[Task prompt]:
Answer these from the Tizen wrt-security text, one per line:
(a) What is ACE an acronym of?
(b) Which package holds the policy files, and since what date?
(c) When the mapped privilege is Partner level, which API levels must the device capability be added to?

Security/Tizen 2.X wrt-security

From Tizen Wiki
Jump to: navigation, search

Introduction

Wrt-security manages API access control for web applications. Application's invocation of security sensitive API SHOULD be granted or denied based on the privileges that the application has.

Terms

Privilege.

Please refer to Privileges section.

Device Capability

Features that the target device provides
Most of device capabilities are 1:1 mapped to privilege
 - ex) http://tizen.org/privilege/alarm (privilege) :: alarm (device capability)
Defined in policy file (ex. TizenPolicy.xml in tizen-security-policy package. Since 2013.12.5)
Device API plugins define privileges and the device capabilities needed by their APIs.

Policy

A collection of access control constraints
Describes which web applications are permitted to access device capabilities.
Policy files are moved in tizen-security-policy package. (Since 2013.12.5)

Subject

A web application itself that requires access to device APIs.

ACE

Acronym of Access Control Engine of wrt-security.


Privilege & Device capability management in install time

1. Device API Plugins(wrt-plugins-...) installed at very first time only.
2. Register privilege :: device capability mapping information to WRT DB.
3. Install web application. This step is triggered when user install specific web application.
   3-1. The privilege whose mapped device capabilities are permitted is permitted.
   3-2. If all privileges web application needed is permitted, the web application is installed successfully.
4. The permitted privileges and mapped device capabilities to permitted privileges are registered on ACE DB.
Wrt security install time.PNG


Privilege & Device capability management in runtime

1. Device API called from web application.
2. Generate ACE check request based on privilege-device capability mapping information in plugin_config file per plugin
3. ACE check by using wrt-security client API.
   Check requested privileges are normally registered in install time.
   Check that cached result(in ACE DB) of request is exists. If cached result exists, return result.
   (4). If cached result not exists, connect wrt-security-daemon by socket
   (5). Save result in cache(ACE DB) and go back to step 3.
Wrt security run time.PNG


How to add device capability

  • Define privilege and device capability mapping information in config.xml of wrt-plugins-tizen package.

WRT Security Plugin config.PNG

  • Add device capability to TizenPolicy.xml(in tizen-security-policy package)
    • If privilege level of privilege mapped to device capability is..
      • Platform level : device capability has to be added to in Public-API level, Partner-API level and Platform-API level.
      • Partner level : device capability has to be added to in Public-API level and Partner-API level.
      • Public level : device capability has to be added to only in Public-API level.

[Material shown]:
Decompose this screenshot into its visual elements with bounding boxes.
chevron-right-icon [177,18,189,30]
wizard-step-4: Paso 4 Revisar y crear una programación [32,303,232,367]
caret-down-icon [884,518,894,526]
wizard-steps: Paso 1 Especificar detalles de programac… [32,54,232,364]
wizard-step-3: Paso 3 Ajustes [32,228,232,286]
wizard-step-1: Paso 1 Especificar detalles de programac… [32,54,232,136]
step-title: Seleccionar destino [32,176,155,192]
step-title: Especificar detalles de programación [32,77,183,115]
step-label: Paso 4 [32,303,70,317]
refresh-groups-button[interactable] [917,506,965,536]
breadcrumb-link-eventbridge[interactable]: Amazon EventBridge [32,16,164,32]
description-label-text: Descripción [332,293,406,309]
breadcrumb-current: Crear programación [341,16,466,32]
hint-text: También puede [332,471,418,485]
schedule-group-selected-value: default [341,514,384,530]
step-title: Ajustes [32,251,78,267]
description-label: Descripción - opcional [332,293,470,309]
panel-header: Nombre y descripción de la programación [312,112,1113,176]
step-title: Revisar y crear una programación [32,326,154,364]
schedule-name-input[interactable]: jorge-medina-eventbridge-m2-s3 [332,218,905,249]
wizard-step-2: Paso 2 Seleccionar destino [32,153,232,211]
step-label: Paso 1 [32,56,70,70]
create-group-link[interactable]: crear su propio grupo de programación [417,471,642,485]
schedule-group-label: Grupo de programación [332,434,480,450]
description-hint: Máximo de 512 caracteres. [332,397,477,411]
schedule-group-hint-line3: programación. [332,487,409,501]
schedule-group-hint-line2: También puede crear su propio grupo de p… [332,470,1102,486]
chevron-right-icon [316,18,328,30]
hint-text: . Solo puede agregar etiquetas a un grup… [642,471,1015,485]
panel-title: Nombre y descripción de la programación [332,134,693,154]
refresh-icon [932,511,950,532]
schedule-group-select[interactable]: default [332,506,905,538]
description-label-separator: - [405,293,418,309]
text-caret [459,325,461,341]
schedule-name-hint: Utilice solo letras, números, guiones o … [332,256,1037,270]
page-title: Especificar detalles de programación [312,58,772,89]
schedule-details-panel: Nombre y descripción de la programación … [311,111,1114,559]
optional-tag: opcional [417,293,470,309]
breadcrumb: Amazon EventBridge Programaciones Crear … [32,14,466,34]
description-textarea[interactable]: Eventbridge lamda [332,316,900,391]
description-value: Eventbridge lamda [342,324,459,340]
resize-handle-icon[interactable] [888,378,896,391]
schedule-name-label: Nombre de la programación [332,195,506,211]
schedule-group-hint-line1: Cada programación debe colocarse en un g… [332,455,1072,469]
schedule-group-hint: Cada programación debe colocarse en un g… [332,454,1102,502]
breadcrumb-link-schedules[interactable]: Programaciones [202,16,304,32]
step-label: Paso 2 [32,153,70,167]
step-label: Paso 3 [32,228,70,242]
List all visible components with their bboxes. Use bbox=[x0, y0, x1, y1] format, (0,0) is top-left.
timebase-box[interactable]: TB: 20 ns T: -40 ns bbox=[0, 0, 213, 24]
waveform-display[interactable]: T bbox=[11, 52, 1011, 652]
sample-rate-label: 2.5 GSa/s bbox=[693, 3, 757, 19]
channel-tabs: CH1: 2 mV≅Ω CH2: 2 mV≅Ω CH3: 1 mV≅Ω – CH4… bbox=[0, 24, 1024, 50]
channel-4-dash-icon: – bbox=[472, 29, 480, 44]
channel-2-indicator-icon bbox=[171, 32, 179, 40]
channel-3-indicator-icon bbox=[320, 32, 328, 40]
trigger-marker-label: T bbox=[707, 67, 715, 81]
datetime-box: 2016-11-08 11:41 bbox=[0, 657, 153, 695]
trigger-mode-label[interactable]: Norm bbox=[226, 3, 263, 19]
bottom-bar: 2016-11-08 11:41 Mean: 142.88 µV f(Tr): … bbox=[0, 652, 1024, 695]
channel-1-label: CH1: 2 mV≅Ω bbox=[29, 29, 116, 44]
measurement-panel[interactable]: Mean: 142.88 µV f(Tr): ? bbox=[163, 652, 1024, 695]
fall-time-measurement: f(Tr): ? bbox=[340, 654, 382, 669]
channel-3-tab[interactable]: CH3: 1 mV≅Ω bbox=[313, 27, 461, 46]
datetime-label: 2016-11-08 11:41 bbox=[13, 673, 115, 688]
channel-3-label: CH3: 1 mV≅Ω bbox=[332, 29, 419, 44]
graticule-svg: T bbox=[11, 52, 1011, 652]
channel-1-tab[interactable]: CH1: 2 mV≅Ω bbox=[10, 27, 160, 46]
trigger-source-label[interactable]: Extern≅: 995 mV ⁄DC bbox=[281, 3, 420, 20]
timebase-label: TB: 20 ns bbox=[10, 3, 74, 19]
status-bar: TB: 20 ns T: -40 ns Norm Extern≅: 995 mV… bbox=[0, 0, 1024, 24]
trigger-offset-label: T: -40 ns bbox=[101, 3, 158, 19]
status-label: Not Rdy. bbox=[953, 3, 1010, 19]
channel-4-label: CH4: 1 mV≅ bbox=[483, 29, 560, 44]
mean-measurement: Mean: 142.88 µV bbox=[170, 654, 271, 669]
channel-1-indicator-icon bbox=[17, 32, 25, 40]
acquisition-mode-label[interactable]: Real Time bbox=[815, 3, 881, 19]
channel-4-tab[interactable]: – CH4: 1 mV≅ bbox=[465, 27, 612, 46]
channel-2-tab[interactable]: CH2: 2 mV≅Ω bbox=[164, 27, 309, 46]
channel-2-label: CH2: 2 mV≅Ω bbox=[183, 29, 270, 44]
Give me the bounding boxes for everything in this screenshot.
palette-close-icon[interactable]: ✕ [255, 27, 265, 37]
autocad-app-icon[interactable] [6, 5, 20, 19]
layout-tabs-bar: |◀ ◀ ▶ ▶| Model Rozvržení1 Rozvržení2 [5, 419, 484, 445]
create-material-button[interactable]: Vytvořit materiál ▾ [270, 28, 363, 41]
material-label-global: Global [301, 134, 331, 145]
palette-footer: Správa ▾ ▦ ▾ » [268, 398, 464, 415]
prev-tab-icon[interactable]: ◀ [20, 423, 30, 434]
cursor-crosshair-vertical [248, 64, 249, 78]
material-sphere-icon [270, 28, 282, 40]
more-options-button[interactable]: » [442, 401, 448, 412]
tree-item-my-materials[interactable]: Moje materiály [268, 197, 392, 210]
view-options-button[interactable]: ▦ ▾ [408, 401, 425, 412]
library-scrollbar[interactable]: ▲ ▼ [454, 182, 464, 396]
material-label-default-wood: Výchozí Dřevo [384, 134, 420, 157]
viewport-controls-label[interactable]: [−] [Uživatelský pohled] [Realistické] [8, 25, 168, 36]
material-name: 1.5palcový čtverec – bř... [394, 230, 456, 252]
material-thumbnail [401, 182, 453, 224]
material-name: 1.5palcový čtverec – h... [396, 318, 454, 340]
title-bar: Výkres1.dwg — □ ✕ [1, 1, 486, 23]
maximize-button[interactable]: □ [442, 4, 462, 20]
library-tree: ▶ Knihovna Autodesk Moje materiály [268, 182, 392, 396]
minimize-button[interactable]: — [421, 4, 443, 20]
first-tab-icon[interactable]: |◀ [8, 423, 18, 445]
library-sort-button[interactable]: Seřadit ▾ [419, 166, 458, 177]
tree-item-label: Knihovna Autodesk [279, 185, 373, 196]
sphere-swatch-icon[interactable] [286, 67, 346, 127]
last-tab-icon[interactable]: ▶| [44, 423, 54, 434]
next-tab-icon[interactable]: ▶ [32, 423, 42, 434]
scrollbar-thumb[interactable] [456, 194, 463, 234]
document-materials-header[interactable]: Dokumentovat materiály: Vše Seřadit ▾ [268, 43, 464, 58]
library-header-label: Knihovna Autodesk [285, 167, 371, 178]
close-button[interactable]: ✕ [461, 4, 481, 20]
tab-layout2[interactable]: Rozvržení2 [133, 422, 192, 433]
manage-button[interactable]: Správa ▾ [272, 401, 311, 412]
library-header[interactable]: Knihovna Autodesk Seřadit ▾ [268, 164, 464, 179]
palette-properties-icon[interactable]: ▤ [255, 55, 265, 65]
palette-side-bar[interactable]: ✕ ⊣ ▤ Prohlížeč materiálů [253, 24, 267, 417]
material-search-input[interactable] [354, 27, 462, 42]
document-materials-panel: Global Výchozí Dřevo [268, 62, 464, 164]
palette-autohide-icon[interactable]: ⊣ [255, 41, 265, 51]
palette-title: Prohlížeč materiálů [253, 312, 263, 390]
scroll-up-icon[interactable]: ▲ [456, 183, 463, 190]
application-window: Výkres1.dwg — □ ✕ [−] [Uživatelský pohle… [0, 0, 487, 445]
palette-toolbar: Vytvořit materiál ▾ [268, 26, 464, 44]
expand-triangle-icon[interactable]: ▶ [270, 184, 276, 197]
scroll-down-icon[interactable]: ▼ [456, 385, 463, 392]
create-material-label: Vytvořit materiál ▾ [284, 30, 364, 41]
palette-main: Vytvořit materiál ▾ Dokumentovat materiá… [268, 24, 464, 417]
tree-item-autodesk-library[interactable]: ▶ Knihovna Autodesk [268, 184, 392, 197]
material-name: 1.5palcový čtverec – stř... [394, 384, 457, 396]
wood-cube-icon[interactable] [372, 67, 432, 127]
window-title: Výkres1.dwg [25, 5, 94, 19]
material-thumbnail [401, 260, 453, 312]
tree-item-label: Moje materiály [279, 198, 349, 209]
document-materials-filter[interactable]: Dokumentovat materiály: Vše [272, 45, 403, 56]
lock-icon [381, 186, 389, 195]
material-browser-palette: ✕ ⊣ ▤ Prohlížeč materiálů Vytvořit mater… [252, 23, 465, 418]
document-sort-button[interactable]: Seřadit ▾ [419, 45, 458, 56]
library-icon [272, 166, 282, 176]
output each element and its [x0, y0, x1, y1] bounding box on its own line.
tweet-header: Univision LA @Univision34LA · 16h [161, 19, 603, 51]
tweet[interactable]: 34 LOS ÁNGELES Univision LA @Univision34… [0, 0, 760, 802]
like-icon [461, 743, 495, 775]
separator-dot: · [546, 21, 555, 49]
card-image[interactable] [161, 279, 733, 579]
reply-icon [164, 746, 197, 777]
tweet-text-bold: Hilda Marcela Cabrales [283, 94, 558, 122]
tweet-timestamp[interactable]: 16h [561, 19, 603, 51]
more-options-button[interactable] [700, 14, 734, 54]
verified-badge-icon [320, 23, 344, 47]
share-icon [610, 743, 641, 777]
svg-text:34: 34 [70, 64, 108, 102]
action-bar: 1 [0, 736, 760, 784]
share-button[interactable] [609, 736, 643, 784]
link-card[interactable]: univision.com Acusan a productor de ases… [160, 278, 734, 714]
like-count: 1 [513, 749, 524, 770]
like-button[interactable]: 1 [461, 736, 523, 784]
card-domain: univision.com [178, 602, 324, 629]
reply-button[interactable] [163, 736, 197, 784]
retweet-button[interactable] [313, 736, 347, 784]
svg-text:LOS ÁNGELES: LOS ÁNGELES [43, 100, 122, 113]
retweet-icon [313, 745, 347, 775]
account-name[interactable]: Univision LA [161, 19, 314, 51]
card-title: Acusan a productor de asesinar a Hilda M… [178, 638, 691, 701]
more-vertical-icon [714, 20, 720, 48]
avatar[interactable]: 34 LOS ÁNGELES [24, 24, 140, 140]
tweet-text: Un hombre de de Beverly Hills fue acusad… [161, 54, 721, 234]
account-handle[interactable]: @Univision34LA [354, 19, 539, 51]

[Answer section]:
(a) Access Control Engine of wrt-security
(b) The tizen-security-policy package, since 2013.12.5
(c) Public-API level and Partner-API level